> Goal of the exercise
Select each line of the data that contains the word "components", matching case exactly, and copy those lines.

> Records provided
▬▬▬▬▬▬
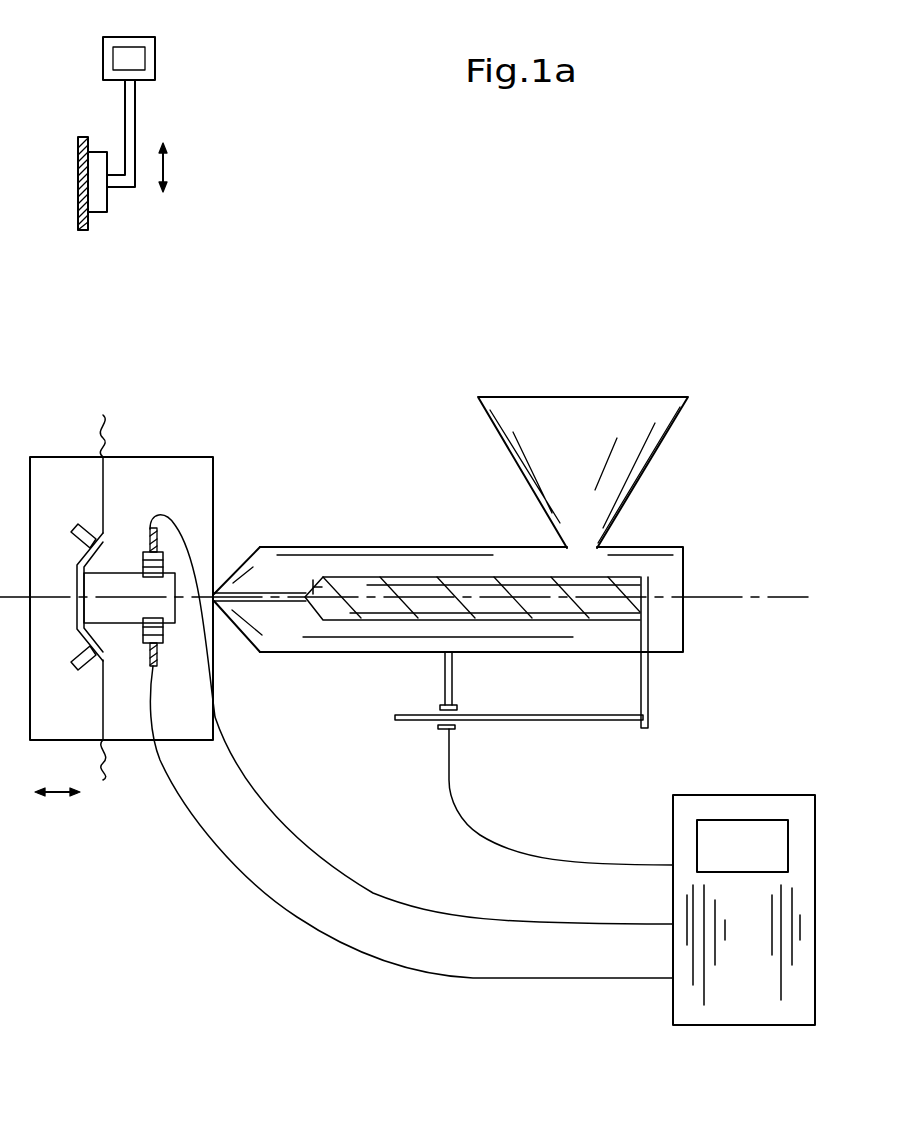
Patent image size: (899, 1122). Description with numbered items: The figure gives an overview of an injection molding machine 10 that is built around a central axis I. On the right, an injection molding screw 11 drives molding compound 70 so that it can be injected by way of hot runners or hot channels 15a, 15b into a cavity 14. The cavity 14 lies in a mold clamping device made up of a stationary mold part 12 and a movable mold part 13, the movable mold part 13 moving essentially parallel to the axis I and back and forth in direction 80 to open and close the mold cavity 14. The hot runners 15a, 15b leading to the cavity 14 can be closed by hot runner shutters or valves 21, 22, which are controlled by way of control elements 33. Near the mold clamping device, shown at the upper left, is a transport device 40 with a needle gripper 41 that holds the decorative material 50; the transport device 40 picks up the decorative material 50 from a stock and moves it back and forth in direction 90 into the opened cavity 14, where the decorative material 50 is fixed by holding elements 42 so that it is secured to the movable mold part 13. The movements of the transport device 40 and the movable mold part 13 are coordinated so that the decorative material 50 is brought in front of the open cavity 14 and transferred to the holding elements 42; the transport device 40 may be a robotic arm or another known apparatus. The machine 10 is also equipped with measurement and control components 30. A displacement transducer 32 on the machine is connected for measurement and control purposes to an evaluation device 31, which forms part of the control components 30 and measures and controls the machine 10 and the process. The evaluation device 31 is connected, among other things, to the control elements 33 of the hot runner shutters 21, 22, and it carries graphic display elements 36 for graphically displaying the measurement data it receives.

The injection molding machine 10 is at (211, 944).
The injection molding screw 11 is at (420, 562).
The stationary mold part 12 is at (162, 478).
The movable mold part 13 is at (92, 473).
The cavity 14 is at (76, 567).
The hot runner 15a is at (112, 573).
The hot runner 15b is at (115, 630).
The hot runner shutter 21 is at (163, 560).
The hot runner shutter 22 is at (162, 648).
The measurement and control components 30 is at (633, 1085).
The evaluation device 31 is at (798, 983).
The displacement transducer 32 is at (457, 727).
The control elements 33 is at (160, 551).
The graphic display elements 36 is at (757, 830).
The transport device 40 is at (234, 168).
The needle gripper 41 is at (88, 225).
The holding elements 42 is at (80, 531).
The decorative material 50 is at (78, 145).
The molding compound 70 is at (315, 590).
The direction 80 is at (56, 797).
The direction 90 is at (168, 172).
The central axis I is at (766, 597).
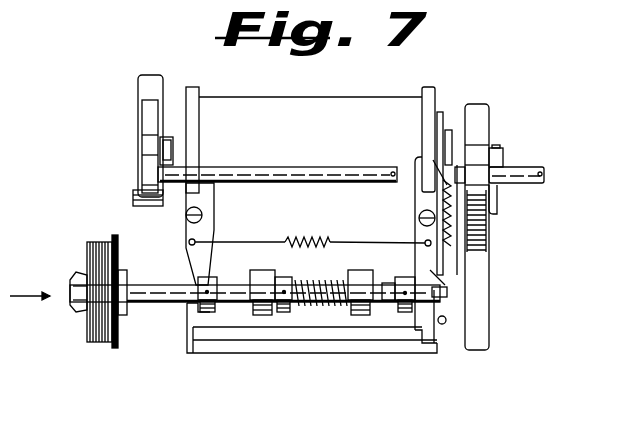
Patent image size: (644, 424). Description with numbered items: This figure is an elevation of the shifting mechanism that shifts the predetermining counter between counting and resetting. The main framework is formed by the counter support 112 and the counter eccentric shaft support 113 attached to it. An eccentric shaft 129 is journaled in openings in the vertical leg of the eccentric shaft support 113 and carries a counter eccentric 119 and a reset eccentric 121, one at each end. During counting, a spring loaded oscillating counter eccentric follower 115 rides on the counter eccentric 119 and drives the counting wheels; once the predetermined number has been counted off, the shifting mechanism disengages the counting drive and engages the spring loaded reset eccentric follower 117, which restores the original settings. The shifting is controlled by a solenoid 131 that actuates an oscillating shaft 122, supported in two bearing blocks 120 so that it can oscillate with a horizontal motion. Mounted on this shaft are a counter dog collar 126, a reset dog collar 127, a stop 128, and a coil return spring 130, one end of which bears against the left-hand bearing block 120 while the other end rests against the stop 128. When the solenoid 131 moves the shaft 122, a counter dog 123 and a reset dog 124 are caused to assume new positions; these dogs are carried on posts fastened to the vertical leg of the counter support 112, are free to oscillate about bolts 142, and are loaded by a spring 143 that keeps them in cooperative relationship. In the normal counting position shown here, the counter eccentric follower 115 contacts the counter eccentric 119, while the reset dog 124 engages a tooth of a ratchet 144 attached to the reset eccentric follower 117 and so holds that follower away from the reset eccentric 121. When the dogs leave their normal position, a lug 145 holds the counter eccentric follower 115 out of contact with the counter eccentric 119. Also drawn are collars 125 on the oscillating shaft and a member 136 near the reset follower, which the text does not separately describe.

The counter support 112 is at (215, 345).
The counter eccentric shaft support 113 is at (196, 92).
The counter eccentric follower 115 is at (142, 85).
The reset eccentric follower 117 is at (480, 318).
The counter eccentric 119 is at (145, 118).
The bearing block 120 is at (260, 306).
The reset eccentric 121 is at (480, 117).
The oscillating shaft 122 is at (388, 302).
The counter dog 123 is at (208, 204).
The reset dog 124 is at (415, 165).
The collars 125 is at (207, 290).
The counter dog collar 126 is at (200, 303).
The reset dog collar 127 is at (436, 298).
The stop 128 is at (287, 303).
The eccentric shaft 129 is at (530, 172).
The coil return spring 130 is at (325, 305).
The solenoid 131 is at (98, 330).
The lug 136 is at (440, 280).
The bolt 142 is at (186, 216).
The spring 143 is at (312, 238).
The ratchet 144 is at (457, 252).
The lug 145 is at (172, 142).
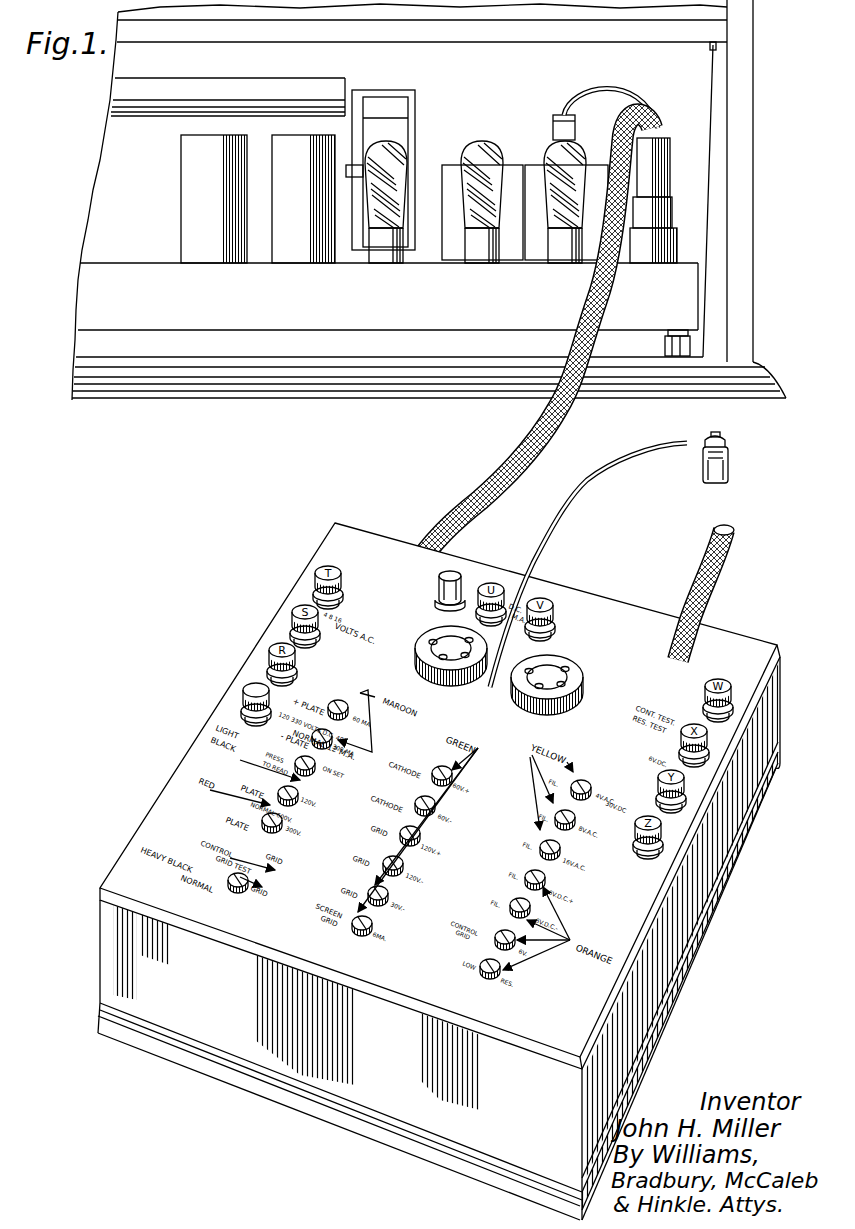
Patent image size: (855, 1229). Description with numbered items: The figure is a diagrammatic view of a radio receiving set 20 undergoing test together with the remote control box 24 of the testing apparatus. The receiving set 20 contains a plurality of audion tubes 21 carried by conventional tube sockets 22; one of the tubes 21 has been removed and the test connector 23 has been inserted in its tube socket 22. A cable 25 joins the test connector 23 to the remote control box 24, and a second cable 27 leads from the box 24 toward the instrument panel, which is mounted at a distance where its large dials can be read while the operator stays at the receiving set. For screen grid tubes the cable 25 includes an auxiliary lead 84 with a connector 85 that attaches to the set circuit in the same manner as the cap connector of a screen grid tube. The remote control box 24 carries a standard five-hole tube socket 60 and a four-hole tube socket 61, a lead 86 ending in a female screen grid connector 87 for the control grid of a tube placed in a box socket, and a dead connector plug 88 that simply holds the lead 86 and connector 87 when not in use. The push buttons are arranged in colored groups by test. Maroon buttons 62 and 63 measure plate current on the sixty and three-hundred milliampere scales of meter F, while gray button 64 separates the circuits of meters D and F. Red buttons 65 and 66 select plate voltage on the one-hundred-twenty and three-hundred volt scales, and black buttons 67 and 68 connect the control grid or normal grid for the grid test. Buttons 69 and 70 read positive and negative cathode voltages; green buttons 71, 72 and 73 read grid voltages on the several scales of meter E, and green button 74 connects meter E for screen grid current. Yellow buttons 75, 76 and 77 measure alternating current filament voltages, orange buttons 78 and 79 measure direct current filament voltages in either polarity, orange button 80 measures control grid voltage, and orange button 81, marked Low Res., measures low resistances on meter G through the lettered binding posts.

The radio receiving set 20 is at (748, 183).
The audion tubes 21 is at (532, 150).
The tube sockets 22 is at (562, 250).
The test connector 23 is at (653, 180).
The remote control box 24 is at (622, 645).
The cable 25 is at (562, 426).
The cable 27 is at (733, 560).
The tube socket 60 is at (434, 634).
The tube socket 61 is at (562, 662).
The push button 62 is at (339, 699).
The push button 63 is at (318, 730).
The push button 64 is at (262, 722).
The push button 65 is at (295, 762).
The push button 66 is at (278, 792).
The push button 67 is at (262, 820).
The push button 68 is at (228, 881).
The push button 69 is at (438, 769).
The push button 70 is at (420, 801).
The push button 71 is at (404, 831).
The push button 72 is at (388, 861).
The push button 73 is at (373, 891).
The push button 74 is at (360, 928).
The push button 75 is at (588, 782).
The push button 76 is at (576, 817).
The push button 77 is at (561, 847).
The push button 78 is at (546, 877).
The push button 79 is at (514, 902).
The push button 80 is at (500, 933).
The push button 81 is at (483, 963).
The auxiliary lead 84 is at (618, 92).
The connector 85 is at (562, 115).
The lead 86 is at (555, 526).
The female screen grid connector 87 is at (729, 461).
The dead connector plug 88 is at (458, 578).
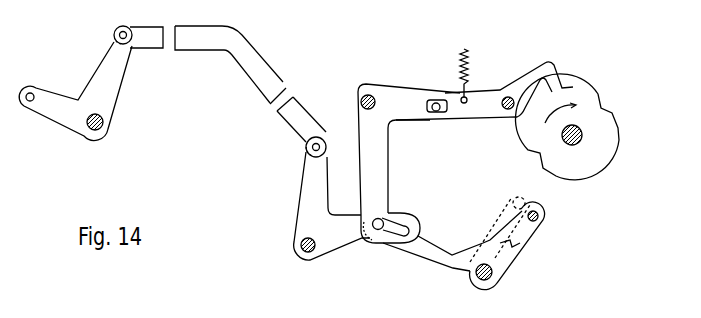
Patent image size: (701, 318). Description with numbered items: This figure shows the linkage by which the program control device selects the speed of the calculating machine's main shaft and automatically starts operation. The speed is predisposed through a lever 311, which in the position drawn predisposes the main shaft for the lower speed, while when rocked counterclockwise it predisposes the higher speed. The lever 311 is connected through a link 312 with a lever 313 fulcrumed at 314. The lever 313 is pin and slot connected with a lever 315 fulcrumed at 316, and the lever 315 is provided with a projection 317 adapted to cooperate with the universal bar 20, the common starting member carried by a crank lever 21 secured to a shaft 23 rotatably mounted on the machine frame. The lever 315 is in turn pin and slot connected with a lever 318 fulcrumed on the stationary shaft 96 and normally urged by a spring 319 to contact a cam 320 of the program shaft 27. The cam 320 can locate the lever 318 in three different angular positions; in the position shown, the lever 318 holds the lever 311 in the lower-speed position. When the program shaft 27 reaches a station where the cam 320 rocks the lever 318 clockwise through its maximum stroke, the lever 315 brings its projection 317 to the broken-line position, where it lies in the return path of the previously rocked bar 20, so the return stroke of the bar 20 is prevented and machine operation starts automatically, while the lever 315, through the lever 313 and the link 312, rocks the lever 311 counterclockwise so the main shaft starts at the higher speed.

The lever 311 is at (118, 92).
The link 312 is at (289, 89).
The lever 313 is at (302, 208).
The fulcrum 314 is at (315, 249).
The lever 315 is at (380, 166).
The fulcrum 316 is at (373, 96).
The projection 317 is at (497, 245).
The lever 318 is at (481, 94).
The spring 319 is at (469, 60).
The stationary shaft 96 is at (506, 110).
The cam 320 is at (608, 123).
The shaft 27 is at (582, 141).
The universal bar 20 is at (542, 219).
The crank lever 21 is at (512, 260).
The shaft 23 is at (493, 274).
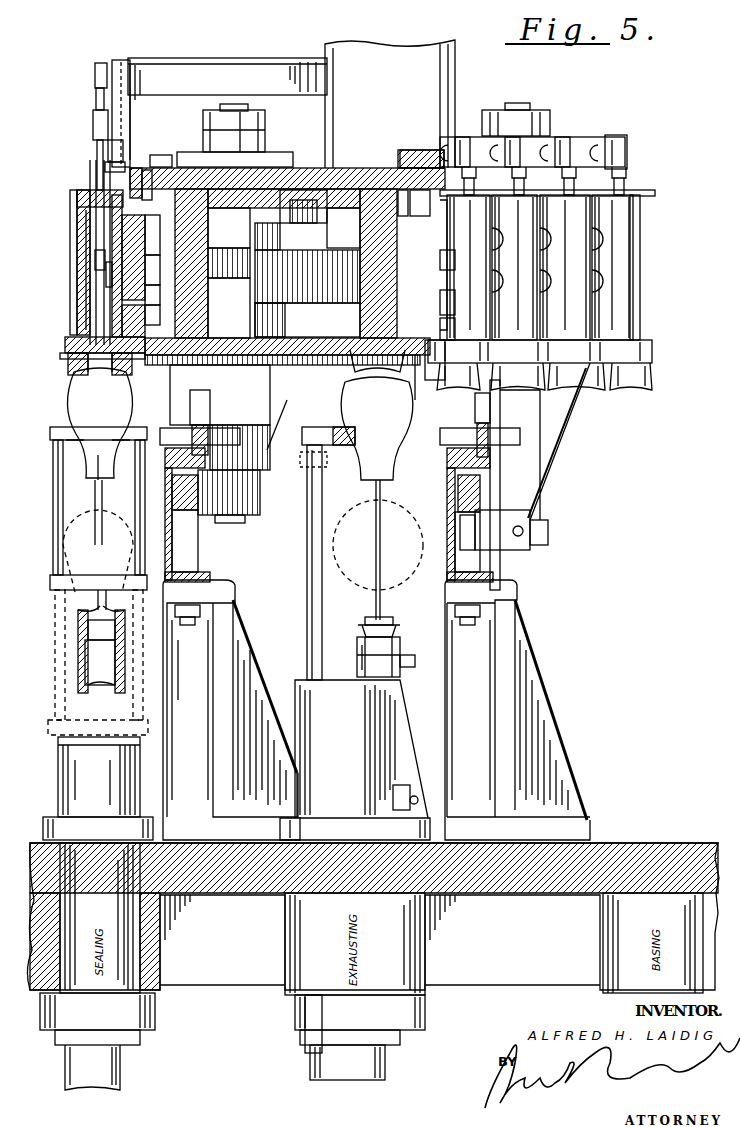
▬▬▬▬▬▬
> Solution for this exercise
Patent image size: (899, 1122). Description with numbered items: The figure gives an overview of an injection molding machine 10 that is built around a central axis I. On the right, an injection molding screw 11 drives molding compound 70 so that it can be injected by way of hot runners or hot channels 15a, 15b into a cavity 14. The cavity 14 lies in a mold clamping device made up of a stationary mold part 12 and a movable mold part 13, the movable mold part 13 moving essentially parallel to the axis I and back and forth in direction 80 to open and close the mold cavity 14. The hot runners 15a, 15b leading to the cavity 14 can be closed by hot runner shutters or valves 21, 22, which are controlled by way of control elements 33. Near the mold clamping device, shown at the upper left, is a transport device 40 with a needle gripper 41 that holds the decorative material 50; the transport device 40 picks up the decorative material 50 from a stock and moves it back and forth in direction 90 into the opened cavity 14, where the decorative material 50 is fixed by holding elements 42 so that it is secured to the movable mold part 13. The movements of the transport device 40 and the movable mold part 13 are coordinated so that the decorative material 50 is brought in front of the open cavity 14 and transferred to the holding elements 42; the transport device 40 may be a robotic arm or another known apparatus. The machine 10 is also equipped with measurement and control components 30. A displacement transducer 32 on the machine is connected for measurement and control purposes to an evaluation device 31, which forms part of the control components 30 and measures and controls the machine 10 and the process. The evaluation device 31 is connected, among other things, to the control elements 33 of the hot runner shutters 21, 22, and it carries graphic display elements 36 for graphically displaying the measurement data it receives.
The measurement and control components 30 is at (633, 1085).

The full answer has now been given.